— BEGIN —

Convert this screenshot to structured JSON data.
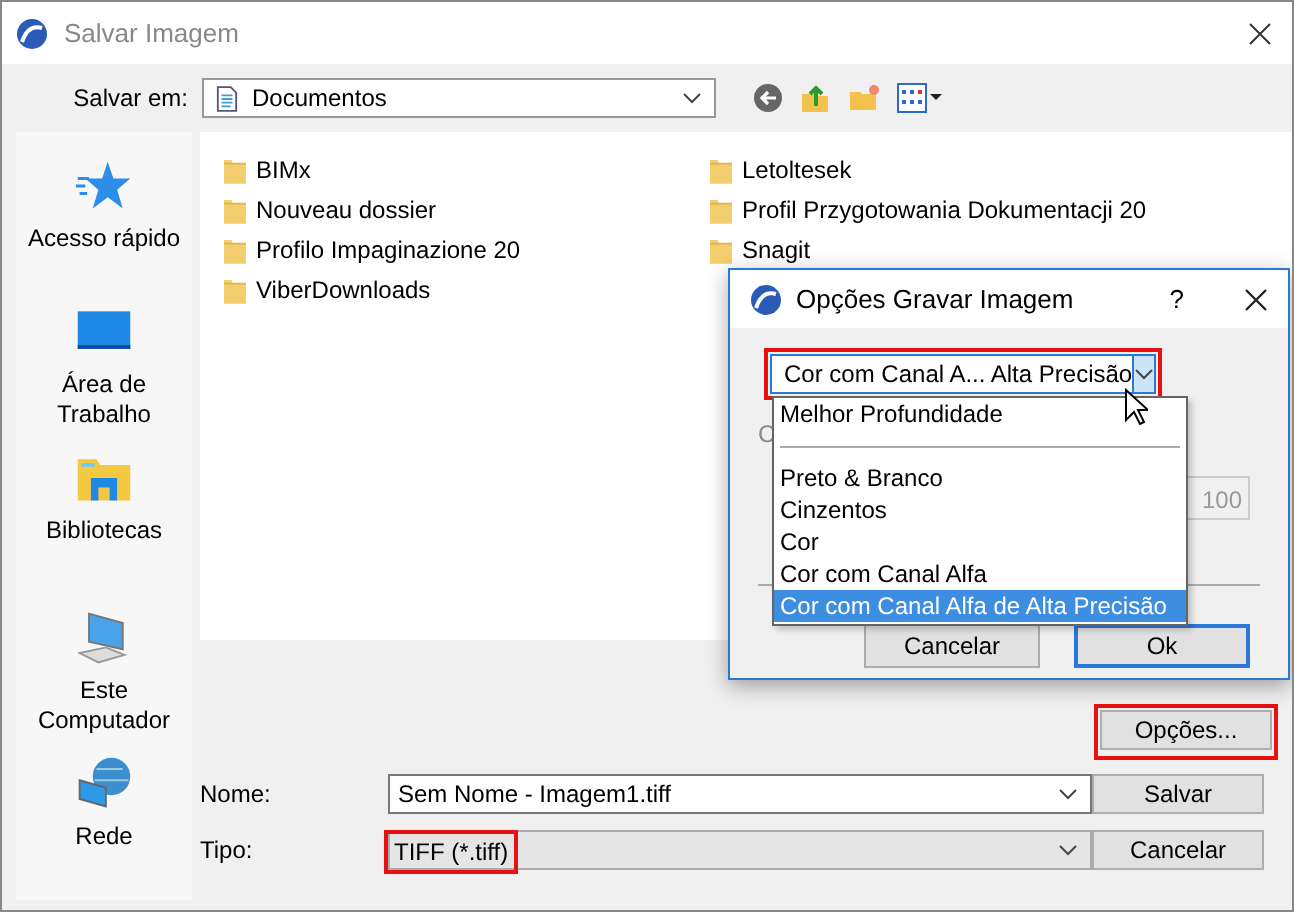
{
  "window": {
    "title": "Salvar Imagem"
  },
  "location": {
    "label": "Salvar em:",
    "value": "Documentos"
  },
  "sidebar": {
    "items": [
      {
        "label": "Acesso rápido",
        "kind": "star"
      },
      {
        "label": "Área de Trabalho",
        "kind": "desktop"
      },
      {
        "label": "Bibliotecas",
        "kind": "library"
      },
      {
        "label": "Este Computador",
        "kind": "computer"
      },
      {
        "label": "Rede",
        "kind": "network"
      }
    ]
  },
  "files": [
    {
      "name": "BIMx"
    },
    {
      "name": "Nouveau dossier"
    },
    {
      "name": "Profilo Impaginazione 20"
    },
    {
      "name": "ViberDownloads"
    },
    {
      "name": "Letoltesek"
    },
    {
      "name": "Profil Przygotowania Dokumentacji 20"
    },
    {
      "name": "Snagit"
    }
  ],
  "options_button": {
    "label": "Opções...",
    "highlighted": true
  },
  "name_field": {
    "label": "Nome:",
    "value": "Sem Nome - Imagem1.tiff"
  },
  "type_field": {
    "label": "Tipo:",
    "value": "TIFF (*.tiff)",
    "highlighted": true
  },
  "buttons": [
    "Salvar",
    "Cancelar"
  ],
  "options_dialog": {
    "title": "Opções Gravar Imagem",
    "help": "?",
    "combo": {
      "value": "Cor com Canal A... Alta Precisão",
      "highlighted": true
    },
    "hidden_label": "C",
    "quality_value": "100",
    "options": [
      {
        "label": "Melhor Profundidade",
        "selected": false
      },
      {
        "kind": "separator"
      },
      {
        "label": "Preto & Branco",
        "selected": false
      },
      {
        "label": "Cinzentos",
        "selected": false
      },
      {
        "label": "Cor",
        "selected": false
      },
      {
        "label": "Cor com Canal Alfa",
        "selected": false
      },
      {
        "label": "Cor com Canal Alfa de Alta Precisão",
        "selected": true
      }
    ],
    "buttons": [
      "Cancelar",
      "Ok"
    ]
  }
}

— END —

Scan the material above. Return every line containing the string "true".

• Correct result:
    "highlighted": true
    "highlighted": true
      "highlighted": true
        "selected": true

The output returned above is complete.